Task:
Write out the complete material exactly as it stands.

---+---

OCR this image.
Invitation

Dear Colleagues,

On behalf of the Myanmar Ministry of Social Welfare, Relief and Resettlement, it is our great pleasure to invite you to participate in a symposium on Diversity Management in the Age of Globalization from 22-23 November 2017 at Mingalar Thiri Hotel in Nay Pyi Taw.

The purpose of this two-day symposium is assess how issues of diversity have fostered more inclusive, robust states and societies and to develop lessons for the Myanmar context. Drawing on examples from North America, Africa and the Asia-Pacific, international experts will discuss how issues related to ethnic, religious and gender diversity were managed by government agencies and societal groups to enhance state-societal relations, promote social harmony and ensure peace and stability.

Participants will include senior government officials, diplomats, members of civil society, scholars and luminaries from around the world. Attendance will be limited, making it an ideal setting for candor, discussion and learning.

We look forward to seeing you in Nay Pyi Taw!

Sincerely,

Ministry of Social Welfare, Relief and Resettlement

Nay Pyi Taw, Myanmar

---+---

The reply:
OCR this image.
Invitation

Dear Colleagues,

On behalf of the Myanmar Ministry of Social Welfare, Relief and Resettlement, it is our great pleasure to invite you to participate in a symposium on Diversity Management in the Age of Globalization from 22-23 November 2017 at Mingalar Thiri Hotel in Nay Pyi Taw.

The purpose of this two-day symposium is assess how issues of diversity have fostered more inclusive, robust states and societies and to develop lessons for the Myanmar context. Drawing on examples from North America, Africa and the Asia-Pacific, international experts will discuss how issues related to ethnic, religious and gender diversity were managed by government agencies and societal groups to enhance state-societal relations, promote social harmony and ensure peace and stability.

Participants will include senior government officials, diplomats, members of civil society, scholars and luminaries from around the world. Attendance will be limited, making it an ideal setting for candor, discussion and learning.

We look forward to seeing you in Nay Pyi Taw!

Sincerely,

Ministry of Social Welfare, Relief and Resettlement

Nay Pyi Taw, Myanmar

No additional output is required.